BEGIN Excerpted passage

It’s been a shocking week in Nova Scotia. The unexplainable actions that left so much devastation have been discussed in nearly every therapy session I’ve had.
It seems that the old adage about ‘6 degrees of separation’ doesn’t hold up for Nova Scotians. As close knit, connected Maritimers, it feels like we have all been touched in some way.
When we are upset and grieving, people often try to help by giving advice or making comments, with the best of intentions, but they can inadvertently cause much more pain.
Because there are so many misperceptions about grief and the grief process, here are some things I want you to know.
1. Feel your emotions don’t try to forget the pain.
Because the grieving process can be so painful many people (and well meaning friends) think that the best thing to do is to fix or forget the pain. This is actually not the best way to deal with grief.
Using excessive busyness, over eating, shopping, binge watching television or drinking/drug use or any other means to distract, numb, avoid or minimize your feelings can become unhelpful in the long run.
In fact, over using these strategies to deal with your emotions can potentially lead you into painful and destructive situations.
Truth is, this loss you have experienced is a part of your story. While it will most certainly become less raw and painful over time, you will never forget that this has happened to you. This experience will shape you and change you. No matter what, you cannot make what you have gone through disappear from your memory.
2.Find a safe community of people to support you
One of the easiest ways to gather people around you is to be brave enough to tell people what you need and also to articulate what is helpful (and not!) for you.
It’s been my experience that people are well-meaning, but don’t intuitively know what to do.
Make a list of things you need done (school pick-ups, babysitting, meals, etc.) so that when people ask how they can help, you have some ready suggestions.
If you need a friend to be a listening ear (rather than an advice giver and fixer) it can be helpful to share this with your friend so that she knows how best to support you.
3.There is no ‘right’ way to grieve
In the 1990s, while at university, I had my first personal experience of loss. I was simultaneously taking undergraduate psychology courses and learned very well-known five stages of grief, as postulated by Swiss psychiatrist Elisabeth Kübler-Ross in her 1969 book On Death and Dying.
Denial, anger, bargaining, depression, and acceptance: these are the five stages of grief, so well-known it’s now engrained in pop culture.
I was surprised that my own experience of grief did not follow this model, since I was distinctly left with the impression from my textbooks, that there should be some sort of progression to my deep sadness.
At the time of the book’s publication, very little instruction was given in medical school on the subject of death and dying, which was what motivated Kübler-Ross to share her findings in her work with terminally ill patients.
Before her death in 2004, Kübler-Ross noted in her book On Grief and Grieving that the five stages were not meant to be a linear and predictable progression of grief, and that she regretted that the stages had been misinterpreted.

END Excerpted passage
BEGIN The data

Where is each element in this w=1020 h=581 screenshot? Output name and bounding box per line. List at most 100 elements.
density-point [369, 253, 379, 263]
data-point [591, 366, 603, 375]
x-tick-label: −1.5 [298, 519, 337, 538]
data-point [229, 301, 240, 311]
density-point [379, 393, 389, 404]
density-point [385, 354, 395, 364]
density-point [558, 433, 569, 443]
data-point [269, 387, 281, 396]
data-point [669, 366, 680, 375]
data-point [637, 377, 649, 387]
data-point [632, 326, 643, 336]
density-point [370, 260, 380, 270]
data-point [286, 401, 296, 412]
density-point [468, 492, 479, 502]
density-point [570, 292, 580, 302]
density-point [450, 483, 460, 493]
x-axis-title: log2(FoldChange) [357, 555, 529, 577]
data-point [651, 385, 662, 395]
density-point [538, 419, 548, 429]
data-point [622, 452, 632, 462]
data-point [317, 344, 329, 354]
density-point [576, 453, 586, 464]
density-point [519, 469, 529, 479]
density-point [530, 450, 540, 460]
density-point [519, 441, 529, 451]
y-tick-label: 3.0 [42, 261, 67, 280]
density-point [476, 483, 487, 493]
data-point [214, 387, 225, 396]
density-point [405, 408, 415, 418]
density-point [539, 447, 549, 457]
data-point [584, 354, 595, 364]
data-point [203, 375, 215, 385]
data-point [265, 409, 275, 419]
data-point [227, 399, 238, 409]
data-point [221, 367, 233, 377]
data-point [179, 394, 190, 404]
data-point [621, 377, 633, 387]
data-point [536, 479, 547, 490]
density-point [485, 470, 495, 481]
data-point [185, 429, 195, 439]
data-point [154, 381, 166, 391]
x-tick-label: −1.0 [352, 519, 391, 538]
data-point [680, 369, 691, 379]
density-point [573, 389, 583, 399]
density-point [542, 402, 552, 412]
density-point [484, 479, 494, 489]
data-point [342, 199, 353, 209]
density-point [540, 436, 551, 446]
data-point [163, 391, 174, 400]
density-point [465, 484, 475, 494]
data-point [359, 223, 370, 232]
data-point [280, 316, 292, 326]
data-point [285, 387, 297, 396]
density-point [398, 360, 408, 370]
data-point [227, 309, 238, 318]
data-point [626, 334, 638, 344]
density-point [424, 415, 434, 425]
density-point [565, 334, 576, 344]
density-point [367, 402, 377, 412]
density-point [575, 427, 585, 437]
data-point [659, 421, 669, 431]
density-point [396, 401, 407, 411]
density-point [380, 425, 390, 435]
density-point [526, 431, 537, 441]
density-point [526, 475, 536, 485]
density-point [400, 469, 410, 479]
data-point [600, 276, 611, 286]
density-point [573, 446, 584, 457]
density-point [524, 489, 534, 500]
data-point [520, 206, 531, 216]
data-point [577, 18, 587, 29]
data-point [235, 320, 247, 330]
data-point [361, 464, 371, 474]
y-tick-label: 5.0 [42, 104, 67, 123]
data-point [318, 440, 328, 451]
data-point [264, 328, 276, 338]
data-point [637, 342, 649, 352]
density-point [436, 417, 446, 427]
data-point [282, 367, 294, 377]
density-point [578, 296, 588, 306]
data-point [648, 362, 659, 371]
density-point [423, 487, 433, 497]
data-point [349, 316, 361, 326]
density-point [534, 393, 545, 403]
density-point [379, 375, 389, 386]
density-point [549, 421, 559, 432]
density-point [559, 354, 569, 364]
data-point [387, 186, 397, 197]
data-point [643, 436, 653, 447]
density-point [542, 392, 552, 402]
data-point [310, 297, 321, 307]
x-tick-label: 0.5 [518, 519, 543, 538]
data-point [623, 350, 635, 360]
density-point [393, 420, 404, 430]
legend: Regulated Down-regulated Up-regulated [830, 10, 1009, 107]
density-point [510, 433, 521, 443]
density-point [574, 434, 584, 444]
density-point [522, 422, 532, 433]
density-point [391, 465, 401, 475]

END The data

Copy the grief article word for word, everything from "When we are" down to "to forget the pain.".

When we are upset and grieving, people often try to help by giving advice or making comments, with the best of intentions, but they can inadvertently cause much more pain.
Because there are so many misperceptions about grief and the grief process, here are some things I want you to know.
1. Feel your emotions don’t try to forget the pain.